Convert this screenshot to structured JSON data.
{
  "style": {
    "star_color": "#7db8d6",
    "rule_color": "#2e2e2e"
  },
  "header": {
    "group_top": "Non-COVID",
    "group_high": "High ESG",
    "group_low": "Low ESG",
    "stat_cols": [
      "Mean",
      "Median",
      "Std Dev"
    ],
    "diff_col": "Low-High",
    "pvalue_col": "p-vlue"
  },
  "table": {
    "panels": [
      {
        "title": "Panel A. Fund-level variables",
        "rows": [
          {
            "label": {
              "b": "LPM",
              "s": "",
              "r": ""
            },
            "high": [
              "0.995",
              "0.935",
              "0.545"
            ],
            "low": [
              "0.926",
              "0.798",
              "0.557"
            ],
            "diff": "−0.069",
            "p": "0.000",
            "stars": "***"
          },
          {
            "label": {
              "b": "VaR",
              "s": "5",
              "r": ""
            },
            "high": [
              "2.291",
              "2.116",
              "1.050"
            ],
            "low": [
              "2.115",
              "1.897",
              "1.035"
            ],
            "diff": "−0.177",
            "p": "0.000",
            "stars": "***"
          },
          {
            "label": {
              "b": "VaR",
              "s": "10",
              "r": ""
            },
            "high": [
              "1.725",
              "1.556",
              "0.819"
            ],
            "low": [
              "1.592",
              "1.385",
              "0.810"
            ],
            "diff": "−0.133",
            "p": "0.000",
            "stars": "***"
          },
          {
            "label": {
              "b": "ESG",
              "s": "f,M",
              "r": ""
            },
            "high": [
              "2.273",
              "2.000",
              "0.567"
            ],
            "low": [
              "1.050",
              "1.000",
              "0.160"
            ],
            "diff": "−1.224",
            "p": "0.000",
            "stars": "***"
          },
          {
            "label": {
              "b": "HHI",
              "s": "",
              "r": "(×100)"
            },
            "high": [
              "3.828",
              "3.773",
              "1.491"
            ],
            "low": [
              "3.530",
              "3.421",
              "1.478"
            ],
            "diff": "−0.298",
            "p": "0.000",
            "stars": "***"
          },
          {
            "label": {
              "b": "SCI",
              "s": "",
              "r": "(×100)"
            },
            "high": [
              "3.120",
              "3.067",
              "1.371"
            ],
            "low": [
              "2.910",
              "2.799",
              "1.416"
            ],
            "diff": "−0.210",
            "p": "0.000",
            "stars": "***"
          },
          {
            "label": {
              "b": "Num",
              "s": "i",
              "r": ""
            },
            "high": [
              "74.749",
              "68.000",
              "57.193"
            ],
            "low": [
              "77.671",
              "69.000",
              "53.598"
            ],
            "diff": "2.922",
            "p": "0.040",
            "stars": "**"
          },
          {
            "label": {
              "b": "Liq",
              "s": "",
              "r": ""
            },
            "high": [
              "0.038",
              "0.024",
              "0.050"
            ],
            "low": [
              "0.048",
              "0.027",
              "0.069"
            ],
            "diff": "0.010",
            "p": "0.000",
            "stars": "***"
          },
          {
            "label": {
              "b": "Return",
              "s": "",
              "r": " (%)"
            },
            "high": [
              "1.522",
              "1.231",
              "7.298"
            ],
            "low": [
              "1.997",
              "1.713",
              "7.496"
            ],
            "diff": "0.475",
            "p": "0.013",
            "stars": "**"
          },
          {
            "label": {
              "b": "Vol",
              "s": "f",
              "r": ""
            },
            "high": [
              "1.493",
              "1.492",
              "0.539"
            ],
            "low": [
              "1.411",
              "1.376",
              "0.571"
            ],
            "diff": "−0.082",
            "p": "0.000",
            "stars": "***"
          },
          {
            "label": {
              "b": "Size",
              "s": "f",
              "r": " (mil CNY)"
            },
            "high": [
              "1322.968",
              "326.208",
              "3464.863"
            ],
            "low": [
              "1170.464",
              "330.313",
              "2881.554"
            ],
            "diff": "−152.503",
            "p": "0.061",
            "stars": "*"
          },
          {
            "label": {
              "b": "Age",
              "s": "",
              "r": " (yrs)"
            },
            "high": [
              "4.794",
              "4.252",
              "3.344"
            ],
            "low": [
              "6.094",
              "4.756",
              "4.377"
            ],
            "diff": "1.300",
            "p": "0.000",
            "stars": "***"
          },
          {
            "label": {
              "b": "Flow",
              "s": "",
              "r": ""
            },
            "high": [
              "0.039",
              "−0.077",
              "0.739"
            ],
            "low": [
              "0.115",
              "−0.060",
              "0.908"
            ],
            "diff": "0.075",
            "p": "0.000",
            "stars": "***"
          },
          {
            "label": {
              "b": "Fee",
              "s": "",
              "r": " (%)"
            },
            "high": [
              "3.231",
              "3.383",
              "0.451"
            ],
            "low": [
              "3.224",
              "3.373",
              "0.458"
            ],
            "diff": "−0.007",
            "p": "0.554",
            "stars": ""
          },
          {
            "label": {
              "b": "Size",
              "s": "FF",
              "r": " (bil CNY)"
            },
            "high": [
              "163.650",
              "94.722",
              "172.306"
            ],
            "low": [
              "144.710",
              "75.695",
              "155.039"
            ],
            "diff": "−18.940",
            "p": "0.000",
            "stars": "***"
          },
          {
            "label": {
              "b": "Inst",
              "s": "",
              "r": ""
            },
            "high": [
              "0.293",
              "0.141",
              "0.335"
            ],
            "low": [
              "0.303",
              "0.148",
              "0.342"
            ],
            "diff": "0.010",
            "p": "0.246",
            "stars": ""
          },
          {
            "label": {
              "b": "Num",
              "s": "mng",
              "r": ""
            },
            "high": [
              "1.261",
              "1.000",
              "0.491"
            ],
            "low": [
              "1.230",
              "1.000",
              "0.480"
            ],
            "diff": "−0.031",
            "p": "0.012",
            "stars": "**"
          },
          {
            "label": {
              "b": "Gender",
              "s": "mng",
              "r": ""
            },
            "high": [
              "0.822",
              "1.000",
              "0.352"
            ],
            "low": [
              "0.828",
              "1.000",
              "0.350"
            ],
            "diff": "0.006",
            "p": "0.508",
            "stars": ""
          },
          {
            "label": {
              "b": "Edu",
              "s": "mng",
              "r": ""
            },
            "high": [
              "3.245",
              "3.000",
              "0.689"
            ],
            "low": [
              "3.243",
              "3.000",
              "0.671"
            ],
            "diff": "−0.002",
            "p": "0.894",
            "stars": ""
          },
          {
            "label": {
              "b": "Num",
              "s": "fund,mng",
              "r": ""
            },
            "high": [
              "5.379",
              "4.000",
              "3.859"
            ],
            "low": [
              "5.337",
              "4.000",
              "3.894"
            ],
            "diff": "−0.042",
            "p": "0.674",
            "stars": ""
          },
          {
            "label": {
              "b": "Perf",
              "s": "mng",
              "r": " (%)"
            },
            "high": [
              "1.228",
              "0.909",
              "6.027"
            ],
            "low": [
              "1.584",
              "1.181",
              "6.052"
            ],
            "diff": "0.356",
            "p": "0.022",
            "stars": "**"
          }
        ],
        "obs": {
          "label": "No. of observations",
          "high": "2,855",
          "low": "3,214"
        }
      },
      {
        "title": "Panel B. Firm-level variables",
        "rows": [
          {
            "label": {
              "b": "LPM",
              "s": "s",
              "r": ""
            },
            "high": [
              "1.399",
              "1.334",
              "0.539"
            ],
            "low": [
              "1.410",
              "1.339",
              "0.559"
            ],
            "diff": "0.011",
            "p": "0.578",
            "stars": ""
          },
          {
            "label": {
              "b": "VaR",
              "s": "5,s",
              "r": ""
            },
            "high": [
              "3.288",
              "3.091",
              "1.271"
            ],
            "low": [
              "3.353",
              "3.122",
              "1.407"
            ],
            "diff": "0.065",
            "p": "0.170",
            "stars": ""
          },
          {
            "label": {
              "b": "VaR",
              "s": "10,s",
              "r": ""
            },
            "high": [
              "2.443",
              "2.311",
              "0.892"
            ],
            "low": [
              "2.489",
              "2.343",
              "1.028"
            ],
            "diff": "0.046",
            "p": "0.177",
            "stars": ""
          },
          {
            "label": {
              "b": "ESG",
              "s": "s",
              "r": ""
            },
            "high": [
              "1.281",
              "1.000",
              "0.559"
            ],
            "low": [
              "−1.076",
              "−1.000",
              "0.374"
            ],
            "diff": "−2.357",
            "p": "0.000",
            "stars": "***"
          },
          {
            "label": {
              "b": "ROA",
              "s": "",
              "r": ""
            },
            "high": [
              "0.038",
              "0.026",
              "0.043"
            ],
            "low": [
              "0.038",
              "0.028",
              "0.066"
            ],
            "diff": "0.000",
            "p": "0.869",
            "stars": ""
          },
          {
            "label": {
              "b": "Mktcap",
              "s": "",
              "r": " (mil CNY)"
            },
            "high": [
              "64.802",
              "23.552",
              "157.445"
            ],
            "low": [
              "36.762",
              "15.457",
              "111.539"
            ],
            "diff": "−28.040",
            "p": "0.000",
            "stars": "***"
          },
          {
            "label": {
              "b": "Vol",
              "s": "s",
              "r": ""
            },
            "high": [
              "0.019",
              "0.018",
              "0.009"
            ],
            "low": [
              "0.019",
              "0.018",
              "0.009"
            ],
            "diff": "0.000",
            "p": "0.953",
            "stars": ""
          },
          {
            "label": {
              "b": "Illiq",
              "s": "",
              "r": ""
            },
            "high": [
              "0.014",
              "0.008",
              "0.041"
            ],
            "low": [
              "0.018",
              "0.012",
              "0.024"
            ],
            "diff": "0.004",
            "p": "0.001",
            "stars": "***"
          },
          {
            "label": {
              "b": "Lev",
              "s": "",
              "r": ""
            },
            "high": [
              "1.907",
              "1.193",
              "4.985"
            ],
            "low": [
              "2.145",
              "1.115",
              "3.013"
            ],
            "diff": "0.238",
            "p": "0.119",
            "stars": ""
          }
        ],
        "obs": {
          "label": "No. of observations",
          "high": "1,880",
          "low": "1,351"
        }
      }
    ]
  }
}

___

What the task asks:
Each line in the data that holds the string "title" should be found and copied.

Task response:
        "title": "Panel A. Fund-level variables",
        "title": "Panel B. Firm-level variables",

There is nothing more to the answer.